YOUR OBJECTIVE: Copy every record below, exactly as written.

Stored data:

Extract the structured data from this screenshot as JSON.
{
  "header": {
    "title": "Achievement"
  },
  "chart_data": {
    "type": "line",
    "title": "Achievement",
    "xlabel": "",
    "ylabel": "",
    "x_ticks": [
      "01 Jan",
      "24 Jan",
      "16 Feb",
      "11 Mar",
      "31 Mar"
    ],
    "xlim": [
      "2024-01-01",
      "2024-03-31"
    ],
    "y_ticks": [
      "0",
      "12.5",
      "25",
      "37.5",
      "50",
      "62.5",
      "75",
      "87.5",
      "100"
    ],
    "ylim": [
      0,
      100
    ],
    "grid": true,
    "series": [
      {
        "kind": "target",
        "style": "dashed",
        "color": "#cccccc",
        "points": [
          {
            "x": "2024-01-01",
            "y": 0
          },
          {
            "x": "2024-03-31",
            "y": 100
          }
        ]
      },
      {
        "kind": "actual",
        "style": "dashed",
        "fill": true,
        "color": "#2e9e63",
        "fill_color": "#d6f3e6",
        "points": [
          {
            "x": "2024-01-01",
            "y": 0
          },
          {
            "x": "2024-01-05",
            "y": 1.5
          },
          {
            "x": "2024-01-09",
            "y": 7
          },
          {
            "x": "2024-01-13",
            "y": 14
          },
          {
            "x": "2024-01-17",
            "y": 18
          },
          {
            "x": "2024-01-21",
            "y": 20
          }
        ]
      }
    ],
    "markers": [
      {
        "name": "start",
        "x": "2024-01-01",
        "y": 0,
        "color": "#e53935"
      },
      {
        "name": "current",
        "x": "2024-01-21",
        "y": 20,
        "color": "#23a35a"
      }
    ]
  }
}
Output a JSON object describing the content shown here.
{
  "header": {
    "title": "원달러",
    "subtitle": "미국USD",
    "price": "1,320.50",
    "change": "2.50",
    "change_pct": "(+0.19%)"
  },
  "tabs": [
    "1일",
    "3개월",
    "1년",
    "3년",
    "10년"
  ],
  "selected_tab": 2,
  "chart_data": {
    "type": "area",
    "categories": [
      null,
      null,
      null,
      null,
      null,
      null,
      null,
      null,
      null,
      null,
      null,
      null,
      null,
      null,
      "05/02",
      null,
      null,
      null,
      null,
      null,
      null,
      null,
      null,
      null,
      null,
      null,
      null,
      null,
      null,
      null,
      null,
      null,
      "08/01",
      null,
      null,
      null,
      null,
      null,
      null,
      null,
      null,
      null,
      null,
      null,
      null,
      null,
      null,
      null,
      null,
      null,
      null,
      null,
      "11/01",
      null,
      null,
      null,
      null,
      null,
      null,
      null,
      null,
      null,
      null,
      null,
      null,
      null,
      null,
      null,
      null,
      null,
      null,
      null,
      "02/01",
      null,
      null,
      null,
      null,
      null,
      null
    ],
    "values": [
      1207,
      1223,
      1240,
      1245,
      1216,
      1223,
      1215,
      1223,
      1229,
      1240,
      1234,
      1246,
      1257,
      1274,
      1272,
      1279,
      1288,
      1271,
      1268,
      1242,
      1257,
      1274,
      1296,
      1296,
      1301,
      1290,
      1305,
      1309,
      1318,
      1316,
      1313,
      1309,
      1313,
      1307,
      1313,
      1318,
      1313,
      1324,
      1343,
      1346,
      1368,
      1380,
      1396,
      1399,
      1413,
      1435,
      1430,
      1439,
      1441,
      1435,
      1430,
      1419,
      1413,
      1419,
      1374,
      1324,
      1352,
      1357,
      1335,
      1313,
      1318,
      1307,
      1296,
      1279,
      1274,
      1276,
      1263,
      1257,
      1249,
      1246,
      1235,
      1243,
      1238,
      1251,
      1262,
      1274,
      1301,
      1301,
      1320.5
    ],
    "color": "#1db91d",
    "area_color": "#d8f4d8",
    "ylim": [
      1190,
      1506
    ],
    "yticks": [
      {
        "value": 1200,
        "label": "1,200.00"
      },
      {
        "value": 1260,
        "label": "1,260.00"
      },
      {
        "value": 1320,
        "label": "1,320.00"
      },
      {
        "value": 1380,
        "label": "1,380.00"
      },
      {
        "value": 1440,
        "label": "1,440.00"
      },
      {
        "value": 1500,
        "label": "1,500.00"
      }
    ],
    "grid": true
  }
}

CORRECT ANSWER:
Extract the structured data from this screenshot as JSON.
{
  "header": {
    "title": "Achievement"
  },
  "chart_data": {
    "type": "line",
    "title": "Achievement",
    "xlabel": "",
    "ylabel": "",
    "x_ticks": [
      "01 Jan",
      "24 Jan",
      "16 Feb",
      "11 Mar",
      "31 Mar"
    ],
    "xlim": [
      "2024-01-01",
      "2024-03-31"
    ],
    "y_ticks": [
      "0",
      "12.5",
      "25",
      "37.5",
      "50",
      "62.5",
      "75",
      "87.5",
      "100"
    ],
    "ylim": [
      0,
      100
    ],
    "grid": true,
    "series": [
      {
        "kind": "target",
        "style": "dashed",
        "color": "#cccccc",
        "points": [
          {
            "x": "2024-01-01",
            "y": 0
          },
          {
            "x": "2024-03-31",
            "y": 100
          }
        ]
      },
      {
        "kind": "actual",
        "style": "dashed",
        "fill": true,
        "color": "#2e9e63",
        "fill_color": "#d6f3e6",
        "points": [
          {
            "x": "2024-01-01",
            "y": 0
          },
          {
            "x": "2024-01-05",
            "y": 1.5
          },
          {
            "x": "2024-01-09",
            "y": 7
          },
          {
            "x": "2024-01-13",
            "y": 14
          },
          {
            "x": "2024-01-17",
            "y": 18
          },
          {
            "x": "2024-01-21",
            "y": 20
          }
        ]
      }
    ],
    "markers": [
      {
        "name": "start",
        "x": "2024-01-01",
        "y": 0,
        "color": "#e53935"
      },
      {
        "name": "current",
        "x": "2024-01-21",
        "y": 20,
        "color": "#23a35a"
      }
    ]
  }
}
Output a JSON object describing the content shown here.
{
  "header": {
    "title": "원달러",
    "subtitle": "미국USD",
    "price": "1,320.50",
    "change": "2.50",
    "change_pct": "(+0.19%)"
  },
  "tabs": [
    "1일",
    "3개월",
    "1년",
    "3년",
    "10년"
  ],
  "selected_tab": 2,
  "chart_data": {
    "type": "area",
    "categories": [
      null,
      null,
      null,
      null,
      null,
      null,
      null,
      null,
      null,
      null,
      null,
      null,
      null,
      null,
      "05/02",
      null,
      null,
      null,
      null,
      null,
      null,
      null,
      null,
      null,
      null,
      null,
      null,
      null,
      null,
      null,
      null,
      null,
      "08/01",
      null,
      null,
      null,
      null,
      null,
      null,
      null,
      null,
      null,
      null,
      null,
      null,
      null,
      null,
      null,
      null,
      null,
      null,
      null,
      "11/01",
      null,
      null,
      null,
      null,
      null,
      null,
      null,
      null,
      null,
      null,
      null,
      null,
      null,
      null,
      null,
      null,
      null,
      null,
      null,
      "02/01",
      null,
      null,
      null,
      null,
      null,
      null
    ],
    "values": [
      1207,
      1223,
      1240,
      1245,
      1216,
      1223,
      1215,
      1223,
      1229,
      1240,
      1234,
      1246,
      1257,
      1274,
      1272,
      1279,
      1288,
      1271,
      1268,
      1242,
      1257,
      1274,
      1296,
      1296,
      1301,
      1290,
      1305,
      1309,
      1318,
      1316,
      1313,
      1309,
      1313,
      1307,
      1313,
      1318,
      1313,
      1324,
      1343,
      1346,
      1368,
      1380,
      1396,
      1399,
      1413,
      1435,
      1430,
      1439,
      1441,
      1435,
      1430,
      1419,
      1413,
      1419,
      1374,
      1324,
      1352,
      1357,
      1335,
      1313,
      1318,
      1307,
      1296,
      1279,
      1274,
      1276,
      1263,
      1257,
      1249,
      1246,
      1235,
      1243,
      1238,
      1251,
      1262,
      1274,
      1301,
      1301,
      1320.5
    ],
    "color": "#1db91d",
    "area_color": "#d8f4d8",
    "ylim": [
      1190,
      1506
    ],
    "yticks": [
      {
        "value": 1200,
        "label": "1,200.00"
      },
      {
        "value": 1260,
        "label": "1,260.00"
      },
      {
        "value": 1320,
        "label": "1,320.00"
      },
      {
        "value": 1380,
        "label": "1,380.00"
      },
      {
        "value": 1440,
        "label": "1,440.00"
      },
      {
        "value": 1500,
        "label": "1,500.00"
      }
    ],
    "grid": true
  }
}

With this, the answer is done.